:: 本文 ::
*****

FEEL ambivalence

毎日、いろんなことを思います。
両極端な感じで。

両面価値。
同一対象に対する愛憎共存。

いつか、考えなくちゃいけないこと。

2005-08-08 03:33:16 | ろぐ
 簡単に答えが出るなんて思っていないし、いつもそんなことばかり考えてるわけでもない。ただ、なんとなく思いついたときに、アタマの隅から現れて、ちょっとの間、思考を占領してしまうこと。


ぼくらは、戦争の犠牲者をどう悼むべきなの?


 ぼくの実家は秋田の片田舎。祖母が生きていた頃に、ほんの少しだけ、話を聞いたことがある。土崎の港が空襲にあって、夜でもその炎は見えた、と。母方の祖父は戦いに参加していたらしいが、当時のことは頑として話してくれなかった、と母から聞いた。子供心に、いつも優しい祖父にそんな話をしてはいけない気がして。今でもその話題には決して触れない。得られる知識は学校で習った歴史の教科書と、時折眺める新聞の終戦記念日付近の記事のみ。その結果、大して知識も持たず、平和にどっぷりと浸かったぼくが出来上がってしまった。
 毎年、夏がやってくると『蛍の墓』が全国を巡る。中学生の頃だったか、一度だけ見た。あまりの悲しさに、泣くというよりも、何日も夜が怖かったのを覚えている。5歳離れた妹がいるせいなのかもしれないが、消化するにはあまりある悲劇が、そのものを直視することをためらわせた。それ以来、2度と見るまいと決めた。今ぼくが思っていることなど、所詮は平和の副産物だろうけれど。

*****

:: 提供記録 ::

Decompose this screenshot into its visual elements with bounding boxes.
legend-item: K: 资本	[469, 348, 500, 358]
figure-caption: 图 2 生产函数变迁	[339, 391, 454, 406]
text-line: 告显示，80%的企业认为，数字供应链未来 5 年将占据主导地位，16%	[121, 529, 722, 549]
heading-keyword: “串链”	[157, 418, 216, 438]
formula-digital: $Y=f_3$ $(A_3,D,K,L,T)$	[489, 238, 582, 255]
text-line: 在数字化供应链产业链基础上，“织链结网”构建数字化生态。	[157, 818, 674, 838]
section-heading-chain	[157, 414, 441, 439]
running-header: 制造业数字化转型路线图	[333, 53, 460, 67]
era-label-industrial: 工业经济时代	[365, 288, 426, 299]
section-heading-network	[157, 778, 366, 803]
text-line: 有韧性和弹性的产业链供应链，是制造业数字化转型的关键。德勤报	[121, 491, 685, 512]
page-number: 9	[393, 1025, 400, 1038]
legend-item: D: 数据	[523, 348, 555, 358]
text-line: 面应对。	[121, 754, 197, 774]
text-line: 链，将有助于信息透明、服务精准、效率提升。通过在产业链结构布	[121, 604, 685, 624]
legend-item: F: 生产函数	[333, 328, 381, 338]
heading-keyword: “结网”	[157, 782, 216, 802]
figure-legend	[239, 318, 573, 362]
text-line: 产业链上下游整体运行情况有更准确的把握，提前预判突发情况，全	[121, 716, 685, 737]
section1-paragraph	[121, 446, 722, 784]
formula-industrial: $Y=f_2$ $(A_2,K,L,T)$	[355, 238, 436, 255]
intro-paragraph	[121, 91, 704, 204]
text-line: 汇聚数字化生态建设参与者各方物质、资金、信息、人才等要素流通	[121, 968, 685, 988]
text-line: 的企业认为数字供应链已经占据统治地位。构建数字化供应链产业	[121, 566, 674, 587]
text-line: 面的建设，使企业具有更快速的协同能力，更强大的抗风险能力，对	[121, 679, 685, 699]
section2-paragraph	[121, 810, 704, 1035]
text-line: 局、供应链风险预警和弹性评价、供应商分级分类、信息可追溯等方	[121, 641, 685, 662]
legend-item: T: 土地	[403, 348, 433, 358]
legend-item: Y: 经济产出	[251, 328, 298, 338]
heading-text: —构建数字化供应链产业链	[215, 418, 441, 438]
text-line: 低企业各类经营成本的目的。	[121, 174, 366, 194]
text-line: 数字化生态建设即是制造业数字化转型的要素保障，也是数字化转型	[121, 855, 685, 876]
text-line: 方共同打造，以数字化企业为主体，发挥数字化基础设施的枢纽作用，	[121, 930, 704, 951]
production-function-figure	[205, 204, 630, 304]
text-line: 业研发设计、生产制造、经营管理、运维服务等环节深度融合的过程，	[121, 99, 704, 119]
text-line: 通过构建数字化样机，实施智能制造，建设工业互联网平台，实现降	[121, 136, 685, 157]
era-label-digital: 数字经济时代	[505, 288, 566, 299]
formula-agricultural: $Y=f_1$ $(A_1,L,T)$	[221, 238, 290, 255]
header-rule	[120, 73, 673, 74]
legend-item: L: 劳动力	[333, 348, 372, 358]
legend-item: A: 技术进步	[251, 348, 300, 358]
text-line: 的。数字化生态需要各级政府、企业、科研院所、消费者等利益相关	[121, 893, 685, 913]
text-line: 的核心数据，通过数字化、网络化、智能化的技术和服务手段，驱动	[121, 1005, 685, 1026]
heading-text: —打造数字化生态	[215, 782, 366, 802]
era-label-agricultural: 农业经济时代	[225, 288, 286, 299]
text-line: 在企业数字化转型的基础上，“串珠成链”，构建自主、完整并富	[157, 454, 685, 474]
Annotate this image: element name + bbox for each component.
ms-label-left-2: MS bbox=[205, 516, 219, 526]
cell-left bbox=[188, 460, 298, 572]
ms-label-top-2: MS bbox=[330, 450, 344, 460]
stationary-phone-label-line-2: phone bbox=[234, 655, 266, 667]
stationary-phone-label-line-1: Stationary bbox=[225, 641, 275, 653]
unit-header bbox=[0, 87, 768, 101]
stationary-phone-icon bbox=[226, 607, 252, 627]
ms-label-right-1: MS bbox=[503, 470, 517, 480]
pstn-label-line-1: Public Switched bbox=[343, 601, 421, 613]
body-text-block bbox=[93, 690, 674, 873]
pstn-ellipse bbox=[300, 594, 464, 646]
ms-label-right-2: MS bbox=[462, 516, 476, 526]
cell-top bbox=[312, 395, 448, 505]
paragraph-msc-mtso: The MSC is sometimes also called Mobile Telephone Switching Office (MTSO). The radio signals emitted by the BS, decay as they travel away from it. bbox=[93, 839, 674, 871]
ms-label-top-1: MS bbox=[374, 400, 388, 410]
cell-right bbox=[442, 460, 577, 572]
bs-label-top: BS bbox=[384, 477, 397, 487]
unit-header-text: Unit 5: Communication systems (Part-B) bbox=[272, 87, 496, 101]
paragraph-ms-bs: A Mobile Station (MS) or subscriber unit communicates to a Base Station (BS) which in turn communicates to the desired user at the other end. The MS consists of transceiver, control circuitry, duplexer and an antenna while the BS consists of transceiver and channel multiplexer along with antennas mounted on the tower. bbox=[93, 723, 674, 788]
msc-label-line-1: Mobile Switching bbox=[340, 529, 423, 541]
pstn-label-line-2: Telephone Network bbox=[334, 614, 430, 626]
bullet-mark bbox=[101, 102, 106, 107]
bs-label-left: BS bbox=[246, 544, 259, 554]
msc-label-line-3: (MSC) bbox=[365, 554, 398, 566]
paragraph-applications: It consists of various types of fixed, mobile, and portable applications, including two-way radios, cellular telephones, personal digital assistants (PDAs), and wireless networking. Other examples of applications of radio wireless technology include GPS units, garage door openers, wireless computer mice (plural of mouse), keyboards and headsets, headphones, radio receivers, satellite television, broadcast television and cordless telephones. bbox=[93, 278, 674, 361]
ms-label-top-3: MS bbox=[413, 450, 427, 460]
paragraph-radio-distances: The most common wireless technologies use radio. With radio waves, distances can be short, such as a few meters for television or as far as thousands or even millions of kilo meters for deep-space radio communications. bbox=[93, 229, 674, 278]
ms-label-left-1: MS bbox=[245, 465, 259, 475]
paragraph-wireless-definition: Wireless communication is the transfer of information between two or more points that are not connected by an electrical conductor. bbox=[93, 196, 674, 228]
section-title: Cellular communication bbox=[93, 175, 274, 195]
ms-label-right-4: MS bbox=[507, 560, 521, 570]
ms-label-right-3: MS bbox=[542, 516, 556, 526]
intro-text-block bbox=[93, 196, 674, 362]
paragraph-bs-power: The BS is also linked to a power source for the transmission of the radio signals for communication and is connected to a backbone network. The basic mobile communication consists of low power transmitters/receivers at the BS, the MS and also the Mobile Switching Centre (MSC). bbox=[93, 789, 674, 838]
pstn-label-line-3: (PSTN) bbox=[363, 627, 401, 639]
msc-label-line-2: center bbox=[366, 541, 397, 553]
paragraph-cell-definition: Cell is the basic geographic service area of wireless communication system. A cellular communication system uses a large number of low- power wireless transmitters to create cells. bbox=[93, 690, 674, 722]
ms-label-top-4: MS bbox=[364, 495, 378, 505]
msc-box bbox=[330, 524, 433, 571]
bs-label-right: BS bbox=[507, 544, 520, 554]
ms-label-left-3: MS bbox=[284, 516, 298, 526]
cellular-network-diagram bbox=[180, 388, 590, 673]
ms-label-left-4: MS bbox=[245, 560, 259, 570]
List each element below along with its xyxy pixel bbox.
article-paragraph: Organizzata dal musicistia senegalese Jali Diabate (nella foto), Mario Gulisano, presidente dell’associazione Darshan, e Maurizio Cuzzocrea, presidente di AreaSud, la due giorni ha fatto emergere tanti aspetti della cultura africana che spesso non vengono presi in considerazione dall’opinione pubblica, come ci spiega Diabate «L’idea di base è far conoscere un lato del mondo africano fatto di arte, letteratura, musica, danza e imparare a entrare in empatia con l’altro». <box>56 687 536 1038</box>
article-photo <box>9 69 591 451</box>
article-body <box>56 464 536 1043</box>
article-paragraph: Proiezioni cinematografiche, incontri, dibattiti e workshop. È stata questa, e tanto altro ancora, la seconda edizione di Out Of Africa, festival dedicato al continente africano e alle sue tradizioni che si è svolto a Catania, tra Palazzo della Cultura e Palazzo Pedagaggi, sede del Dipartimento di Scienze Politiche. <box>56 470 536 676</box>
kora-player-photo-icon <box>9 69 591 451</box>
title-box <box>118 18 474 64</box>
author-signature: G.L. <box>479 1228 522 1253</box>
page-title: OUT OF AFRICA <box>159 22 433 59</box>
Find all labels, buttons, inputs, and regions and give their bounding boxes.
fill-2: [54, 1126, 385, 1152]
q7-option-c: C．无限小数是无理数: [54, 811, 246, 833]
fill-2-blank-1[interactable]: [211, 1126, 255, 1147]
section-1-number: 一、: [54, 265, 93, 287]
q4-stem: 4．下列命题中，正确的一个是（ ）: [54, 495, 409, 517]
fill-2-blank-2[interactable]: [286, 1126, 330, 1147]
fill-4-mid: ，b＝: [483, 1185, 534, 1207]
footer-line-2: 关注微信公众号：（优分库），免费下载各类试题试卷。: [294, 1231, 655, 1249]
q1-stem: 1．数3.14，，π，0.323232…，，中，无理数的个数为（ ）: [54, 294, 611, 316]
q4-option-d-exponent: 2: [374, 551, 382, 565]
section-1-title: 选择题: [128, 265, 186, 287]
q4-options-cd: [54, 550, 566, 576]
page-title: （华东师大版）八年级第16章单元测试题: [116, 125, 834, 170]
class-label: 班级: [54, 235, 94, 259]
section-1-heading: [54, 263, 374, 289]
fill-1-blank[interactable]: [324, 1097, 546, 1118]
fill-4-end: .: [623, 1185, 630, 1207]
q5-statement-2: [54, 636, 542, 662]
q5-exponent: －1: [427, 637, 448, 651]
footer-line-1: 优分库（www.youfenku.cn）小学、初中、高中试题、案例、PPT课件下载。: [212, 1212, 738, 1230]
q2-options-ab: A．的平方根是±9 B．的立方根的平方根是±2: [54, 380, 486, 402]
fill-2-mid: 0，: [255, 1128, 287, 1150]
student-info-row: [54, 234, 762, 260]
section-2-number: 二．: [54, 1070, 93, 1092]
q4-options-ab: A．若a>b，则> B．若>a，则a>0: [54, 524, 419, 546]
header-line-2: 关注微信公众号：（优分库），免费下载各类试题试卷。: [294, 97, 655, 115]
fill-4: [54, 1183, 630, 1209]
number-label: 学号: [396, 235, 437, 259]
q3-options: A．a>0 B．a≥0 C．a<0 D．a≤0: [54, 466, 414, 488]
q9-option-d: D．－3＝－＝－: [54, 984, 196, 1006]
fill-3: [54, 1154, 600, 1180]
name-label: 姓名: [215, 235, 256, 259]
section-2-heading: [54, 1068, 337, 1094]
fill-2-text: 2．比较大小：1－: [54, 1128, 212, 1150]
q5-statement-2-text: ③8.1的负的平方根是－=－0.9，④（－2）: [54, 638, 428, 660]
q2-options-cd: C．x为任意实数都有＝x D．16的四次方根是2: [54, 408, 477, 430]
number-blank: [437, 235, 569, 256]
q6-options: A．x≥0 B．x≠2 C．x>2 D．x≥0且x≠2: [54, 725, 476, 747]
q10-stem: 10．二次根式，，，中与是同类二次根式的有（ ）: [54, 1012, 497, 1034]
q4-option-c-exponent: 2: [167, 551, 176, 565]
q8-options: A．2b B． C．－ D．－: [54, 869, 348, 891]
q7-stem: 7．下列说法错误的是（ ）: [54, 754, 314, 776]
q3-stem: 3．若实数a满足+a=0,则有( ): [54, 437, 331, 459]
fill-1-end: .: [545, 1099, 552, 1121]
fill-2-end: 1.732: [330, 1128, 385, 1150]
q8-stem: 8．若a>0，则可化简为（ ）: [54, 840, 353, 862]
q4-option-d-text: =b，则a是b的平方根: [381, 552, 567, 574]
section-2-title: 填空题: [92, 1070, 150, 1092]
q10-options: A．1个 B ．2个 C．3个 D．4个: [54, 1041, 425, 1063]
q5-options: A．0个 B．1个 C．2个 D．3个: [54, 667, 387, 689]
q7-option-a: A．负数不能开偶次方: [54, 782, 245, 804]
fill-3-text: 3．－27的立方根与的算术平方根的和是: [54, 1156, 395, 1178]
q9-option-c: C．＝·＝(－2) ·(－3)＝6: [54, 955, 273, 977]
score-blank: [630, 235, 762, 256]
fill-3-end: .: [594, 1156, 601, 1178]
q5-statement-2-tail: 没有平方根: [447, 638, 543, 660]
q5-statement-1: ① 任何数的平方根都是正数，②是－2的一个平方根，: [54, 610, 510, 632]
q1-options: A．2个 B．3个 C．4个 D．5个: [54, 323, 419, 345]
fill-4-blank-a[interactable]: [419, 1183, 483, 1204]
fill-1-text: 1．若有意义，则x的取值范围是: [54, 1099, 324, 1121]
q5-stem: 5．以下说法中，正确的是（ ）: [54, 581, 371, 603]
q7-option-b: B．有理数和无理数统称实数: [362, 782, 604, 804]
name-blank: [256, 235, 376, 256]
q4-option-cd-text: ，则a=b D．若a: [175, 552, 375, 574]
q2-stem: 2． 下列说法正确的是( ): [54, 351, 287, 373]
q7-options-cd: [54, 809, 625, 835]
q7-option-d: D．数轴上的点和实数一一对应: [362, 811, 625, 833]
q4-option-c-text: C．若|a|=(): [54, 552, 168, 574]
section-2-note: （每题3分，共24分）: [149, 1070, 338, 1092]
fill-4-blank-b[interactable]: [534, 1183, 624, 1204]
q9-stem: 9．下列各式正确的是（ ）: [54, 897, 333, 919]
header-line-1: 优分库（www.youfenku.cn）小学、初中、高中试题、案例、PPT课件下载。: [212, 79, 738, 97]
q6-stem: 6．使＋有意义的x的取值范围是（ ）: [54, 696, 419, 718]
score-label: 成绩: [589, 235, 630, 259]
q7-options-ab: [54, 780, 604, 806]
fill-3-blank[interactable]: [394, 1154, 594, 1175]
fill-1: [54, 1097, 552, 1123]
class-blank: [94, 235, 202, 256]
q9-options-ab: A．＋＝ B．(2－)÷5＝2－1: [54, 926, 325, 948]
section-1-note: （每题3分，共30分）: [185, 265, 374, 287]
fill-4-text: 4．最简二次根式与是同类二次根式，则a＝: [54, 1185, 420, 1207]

*****

:: 課題 1 ::
次の(a)〜(c)が戦争の犠牲者を悼むことについての文章の内容と合っているかを、それぞれ「はい」か「いいえ」で答えよ。あわせて、判断の決め手となる文章中の語句をそのまま引用すること。
(a) 書き手の実家は秋田にある。
(b) 母方の祖父は、戦争当時のことを進んで語ってくれた。
(c) 書き手は『蛍の墓』を繰り返し見ている。
:: 課題 2 ::
戦争の犠牲者を悼むことについての文章の続きを、最後の文のあとから書いてください。

:: 解答 1 ::
(a) はい。「ぼくの実家は秋田の片田舎。」
(b) いいえ。「当時のことは頑として話してくれなかった」
(c) いいえ。「中学生の頃だったか、一度だけ見た。」

:: 解答 2 ::
 当時のことを思い描こうにも、全く想像が追いつかない。9・11の生中継の映像となんら変わりがあるのだろうか。画面の向こう、紙面の向こうに広がっている風景を、当事者でないものがどう想像できる?震災に遭った人、交通事故に遭った人、医療事故に巻き込まれた人、犯罪の被害者になった人、その人たちの気持ちが1万分の1でもわかるというのか?
 戦争と事故を一緒に扱うことに異論は山ほどあるだろう。ぼくだって、全く一緒に扱っているわけじゃない。ただし、人が亡くなる、という点においては両者は一致している。数秒前まで存在していた人が、その存続を認められないという事実。たった一人の人を失うだけでも心は悲鳴を上げるのに。二人、三人、十人、千人、百万人。どうなってしまう?麻痺してしまうの?想像を絶する、と言葉では表すのだろうけれど。絶してしまったら、もう、意識の外。ただ、眺めているだけ。何も見えはしない。痛みすら、想像し得ない。

 興味深い記事があった。甲子園球場で開会式の練習していた広島県代表の高陽東高校の生徒が、他の48校の生徒に一緒に黙祷を行うことを提案。行う時刻は、8月6日、午前8時15分。大会本部の了承までとってあったにもかかわらず、直前に高野連のトップから「原爆は広島だけのこと。他を巻き込むことは避けて欲しい」という旨の制止がかかり、同校ナインのみで黙祷を行ったという。(リンク先はtakahiro009009さんのブログ。)この記事のソースは既に削除されており、誤報であったことも考えられる。事実は分からないけれども。高校野球を主催する朝日新聞社の記事はこちら。リンク先が削除される恐れがあるので要点を載せておくと、事前に同校から朝日新聞社に連絡があり、担当部署は高野連と協議の上で、同校だけの黙祷であると判断して許可する旨を伝えたが、伝達で行き違いの点があり、直前での制止となった、という。

 渦巻く感情を、ただ、吐き出したい。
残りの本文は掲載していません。